(Excerpts from a figure dataset)
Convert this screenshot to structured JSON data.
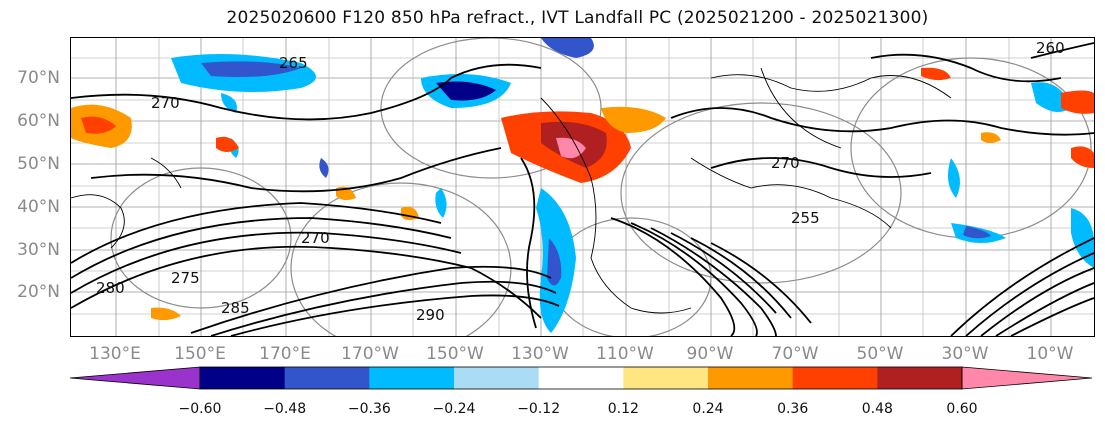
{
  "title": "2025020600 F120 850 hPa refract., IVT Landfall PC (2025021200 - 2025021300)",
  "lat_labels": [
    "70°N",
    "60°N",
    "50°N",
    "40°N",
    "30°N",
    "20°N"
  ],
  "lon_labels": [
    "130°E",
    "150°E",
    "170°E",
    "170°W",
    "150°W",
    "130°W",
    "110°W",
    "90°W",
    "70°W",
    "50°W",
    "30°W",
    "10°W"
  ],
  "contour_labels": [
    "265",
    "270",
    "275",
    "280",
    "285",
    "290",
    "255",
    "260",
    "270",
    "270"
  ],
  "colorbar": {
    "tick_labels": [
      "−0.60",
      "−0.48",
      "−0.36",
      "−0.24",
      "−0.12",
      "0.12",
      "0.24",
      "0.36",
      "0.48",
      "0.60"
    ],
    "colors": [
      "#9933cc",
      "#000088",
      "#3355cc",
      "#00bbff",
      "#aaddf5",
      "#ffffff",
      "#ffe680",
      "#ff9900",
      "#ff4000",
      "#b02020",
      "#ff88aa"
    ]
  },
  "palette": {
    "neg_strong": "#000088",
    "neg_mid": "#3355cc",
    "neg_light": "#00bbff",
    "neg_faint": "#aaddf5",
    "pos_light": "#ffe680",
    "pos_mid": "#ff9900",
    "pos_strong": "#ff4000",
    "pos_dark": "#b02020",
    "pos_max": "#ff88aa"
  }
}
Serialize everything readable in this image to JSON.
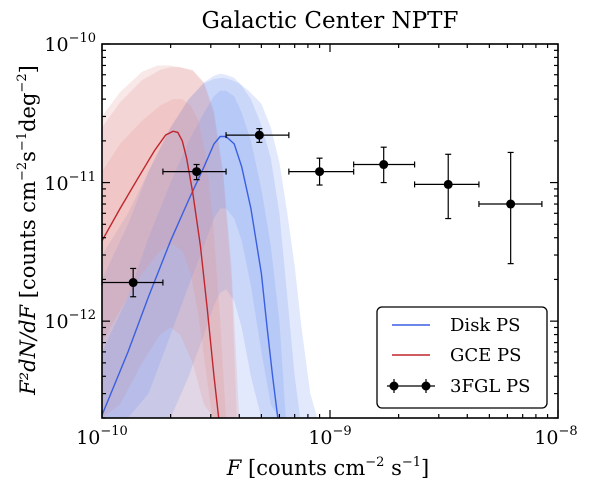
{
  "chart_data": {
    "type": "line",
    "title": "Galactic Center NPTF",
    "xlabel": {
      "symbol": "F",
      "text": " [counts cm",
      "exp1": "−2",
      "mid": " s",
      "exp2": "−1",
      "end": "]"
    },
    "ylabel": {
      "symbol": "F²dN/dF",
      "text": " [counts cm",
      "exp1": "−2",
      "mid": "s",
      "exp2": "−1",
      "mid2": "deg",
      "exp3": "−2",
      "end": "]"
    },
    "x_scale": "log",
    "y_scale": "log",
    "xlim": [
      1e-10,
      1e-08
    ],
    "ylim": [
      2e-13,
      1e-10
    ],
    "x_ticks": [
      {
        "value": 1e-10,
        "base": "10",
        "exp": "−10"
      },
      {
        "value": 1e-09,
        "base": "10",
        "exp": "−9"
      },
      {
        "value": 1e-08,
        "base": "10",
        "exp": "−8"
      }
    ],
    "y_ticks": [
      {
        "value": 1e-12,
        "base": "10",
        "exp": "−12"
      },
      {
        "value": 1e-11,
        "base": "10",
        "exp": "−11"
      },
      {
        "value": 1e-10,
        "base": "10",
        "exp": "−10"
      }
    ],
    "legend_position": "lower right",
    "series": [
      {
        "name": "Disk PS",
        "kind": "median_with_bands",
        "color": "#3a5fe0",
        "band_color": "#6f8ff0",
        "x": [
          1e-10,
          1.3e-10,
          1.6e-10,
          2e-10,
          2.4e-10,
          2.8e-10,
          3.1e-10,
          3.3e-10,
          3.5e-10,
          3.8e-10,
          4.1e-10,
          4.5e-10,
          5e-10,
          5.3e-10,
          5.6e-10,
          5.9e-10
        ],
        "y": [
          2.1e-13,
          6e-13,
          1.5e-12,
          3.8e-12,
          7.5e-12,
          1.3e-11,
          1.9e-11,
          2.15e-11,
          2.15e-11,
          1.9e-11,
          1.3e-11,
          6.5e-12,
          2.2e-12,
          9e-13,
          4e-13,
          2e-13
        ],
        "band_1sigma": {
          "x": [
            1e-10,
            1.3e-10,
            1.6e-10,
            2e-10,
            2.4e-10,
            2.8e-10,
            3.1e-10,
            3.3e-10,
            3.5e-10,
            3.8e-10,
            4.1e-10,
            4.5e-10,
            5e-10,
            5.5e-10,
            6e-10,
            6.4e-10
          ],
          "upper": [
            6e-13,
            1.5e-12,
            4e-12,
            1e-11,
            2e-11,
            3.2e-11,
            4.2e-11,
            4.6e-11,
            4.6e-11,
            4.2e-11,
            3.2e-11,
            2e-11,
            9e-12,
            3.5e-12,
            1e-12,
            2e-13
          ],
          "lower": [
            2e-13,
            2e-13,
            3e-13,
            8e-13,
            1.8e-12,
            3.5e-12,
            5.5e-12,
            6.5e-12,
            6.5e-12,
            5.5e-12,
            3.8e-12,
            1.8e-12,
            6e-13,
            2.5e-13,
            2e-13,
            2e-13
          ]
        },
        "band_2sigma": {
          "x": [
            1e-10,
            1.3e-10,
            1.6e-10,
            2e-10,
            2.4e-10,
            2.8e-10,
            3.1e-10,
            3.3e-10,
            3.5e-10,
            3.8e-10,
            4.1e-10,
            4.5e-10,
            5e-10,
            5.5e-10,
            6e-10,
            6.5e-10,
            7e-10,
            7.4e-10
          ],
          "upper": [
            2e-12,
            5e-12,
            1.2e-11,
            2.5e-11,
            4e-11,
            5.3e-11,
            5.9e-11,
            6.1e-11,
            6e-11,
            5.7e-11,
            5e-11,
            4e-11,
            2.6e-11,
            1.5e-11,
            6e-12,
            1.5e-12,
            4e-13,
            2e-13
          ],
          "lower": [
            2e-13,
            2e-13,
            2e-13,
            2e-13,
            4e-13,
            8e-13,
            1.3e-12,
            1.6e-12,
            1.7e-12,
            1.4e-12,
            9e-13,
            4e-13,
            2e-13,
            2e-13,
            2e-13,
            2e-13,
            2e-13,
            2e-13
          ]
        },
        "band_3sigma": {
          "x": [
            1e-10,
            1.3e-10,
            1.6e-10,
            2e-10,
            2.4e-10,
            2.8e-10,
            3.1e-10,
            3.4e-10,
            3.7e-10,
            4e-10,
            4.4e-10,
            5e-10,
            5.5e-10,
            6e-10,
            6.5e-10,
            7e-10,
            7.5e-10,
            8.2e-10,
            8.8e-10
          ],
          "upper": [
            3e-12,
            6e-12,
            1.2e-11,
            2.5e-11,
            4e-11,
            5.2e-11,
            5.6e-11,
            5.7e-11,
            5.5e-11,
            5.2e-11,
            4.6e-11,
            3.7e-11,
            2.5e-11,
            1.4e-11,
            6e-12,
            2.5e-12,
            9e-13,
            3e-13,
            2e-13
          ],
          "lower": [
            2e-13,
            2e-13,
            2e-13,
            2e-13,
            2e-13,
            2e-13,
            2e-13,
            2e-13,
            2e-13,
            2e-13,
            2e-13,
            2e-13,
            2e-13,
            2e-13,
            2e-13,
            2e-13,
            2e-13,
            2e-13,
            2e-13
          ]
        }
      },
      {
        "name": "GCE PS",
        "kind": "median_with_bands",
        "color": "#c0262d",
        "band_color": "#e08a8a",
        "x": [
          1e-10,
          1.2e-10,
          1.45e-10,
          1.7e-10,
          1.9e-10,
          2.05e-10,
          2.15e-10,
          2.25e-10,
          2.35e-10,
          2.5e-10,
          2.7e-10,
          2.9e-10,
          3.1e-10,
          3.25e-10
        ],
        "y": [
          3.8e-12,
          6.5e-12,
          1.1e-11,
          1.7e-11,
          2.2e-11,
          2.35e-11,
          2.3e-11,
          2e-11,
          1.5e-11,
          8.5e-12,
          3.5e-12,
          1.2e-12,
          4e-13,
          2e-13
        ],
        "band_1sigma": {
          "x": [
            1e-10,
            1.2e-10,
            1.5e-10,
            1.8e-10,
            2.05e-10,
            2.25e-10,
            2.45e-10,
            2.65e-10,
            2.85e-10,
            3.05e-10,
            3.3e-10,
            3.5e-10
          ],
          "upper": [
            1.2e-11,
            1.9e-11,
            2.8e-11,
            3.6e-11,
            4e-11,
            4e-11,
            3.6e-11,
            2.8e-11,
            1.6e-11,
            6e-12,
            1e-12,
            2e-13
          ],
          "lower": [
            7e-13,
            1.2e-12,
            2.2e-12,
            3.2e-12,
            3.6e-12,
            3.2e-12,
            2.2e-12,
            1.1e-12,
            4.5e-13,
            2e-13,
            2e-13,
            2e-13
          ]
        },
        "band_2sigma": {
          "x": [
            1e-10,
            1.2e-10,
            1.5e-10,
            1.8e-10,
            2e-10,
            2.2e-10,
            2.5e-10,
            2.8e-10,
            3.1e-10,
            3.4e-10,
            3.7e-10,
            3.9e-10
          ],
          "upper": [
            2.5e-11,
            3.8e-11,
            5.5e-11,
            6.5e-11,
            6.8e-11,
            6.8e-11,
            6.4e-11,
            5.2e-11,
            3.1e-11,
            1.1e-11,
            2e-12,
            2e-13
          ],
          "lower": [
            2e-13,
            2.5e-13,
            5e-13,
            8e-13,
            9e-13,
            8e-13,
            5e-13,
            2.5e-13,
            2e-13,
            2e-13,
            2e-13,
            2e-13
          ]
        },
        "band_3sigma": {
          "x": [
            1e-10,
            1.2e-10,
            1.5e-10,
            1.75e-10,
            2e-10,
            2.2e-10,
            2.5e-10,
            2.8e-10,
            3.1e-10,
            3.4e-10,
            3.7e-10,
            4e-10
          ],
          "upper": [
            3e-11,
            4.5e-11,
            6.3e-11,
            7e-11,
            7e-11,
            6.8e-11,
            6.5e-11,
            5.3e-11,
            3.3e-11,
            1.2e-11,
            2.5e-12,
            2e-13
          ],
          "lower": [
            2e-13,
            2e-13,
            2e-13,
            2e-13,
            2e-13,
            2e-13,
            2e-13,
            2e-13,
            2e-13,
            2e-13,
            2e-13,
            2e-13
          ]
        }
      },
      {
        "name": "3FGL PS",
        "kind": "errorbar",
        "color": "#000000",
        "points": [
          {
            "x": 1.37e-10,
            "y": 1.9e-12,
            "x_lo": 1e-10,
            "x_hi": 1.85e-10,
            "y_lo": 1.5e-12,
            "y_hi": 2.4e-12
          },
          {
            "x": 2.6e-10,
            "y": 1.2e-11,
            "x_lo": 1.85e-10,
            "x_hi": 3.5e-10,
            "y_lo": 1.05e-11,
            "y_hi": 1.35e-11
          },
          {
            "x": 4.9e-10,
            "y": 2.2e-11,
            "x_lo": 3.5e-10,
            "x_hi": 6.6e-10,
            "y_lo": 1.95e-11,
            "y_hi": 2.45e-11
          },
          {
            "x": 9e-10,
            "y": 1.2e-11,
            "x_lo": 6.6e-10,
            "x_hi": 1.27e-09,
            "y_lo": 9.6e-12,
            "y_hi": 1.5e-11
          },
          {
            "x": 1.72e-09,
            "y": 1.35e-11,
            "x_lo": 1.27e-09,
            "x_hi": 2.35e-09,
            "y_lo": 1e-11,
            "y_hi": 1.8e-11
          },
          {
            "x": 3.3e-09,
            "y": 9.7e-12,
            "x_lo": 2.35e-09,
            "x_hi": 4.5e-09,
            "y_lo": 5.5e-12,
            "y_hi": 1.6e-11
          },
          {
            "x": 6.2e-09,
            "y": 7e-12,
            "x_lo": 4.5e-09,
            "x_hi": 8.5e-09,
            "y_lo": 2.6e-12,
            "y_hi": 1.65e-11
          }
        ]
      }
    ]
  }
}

» **WHAT YOU WILL DO**
Scan the material and collect every line that contains "JSON".

» **FINISHED EXERCISE**
Convert this screenshot to structured JSON data.
Serialize everything readable in this image to JSON.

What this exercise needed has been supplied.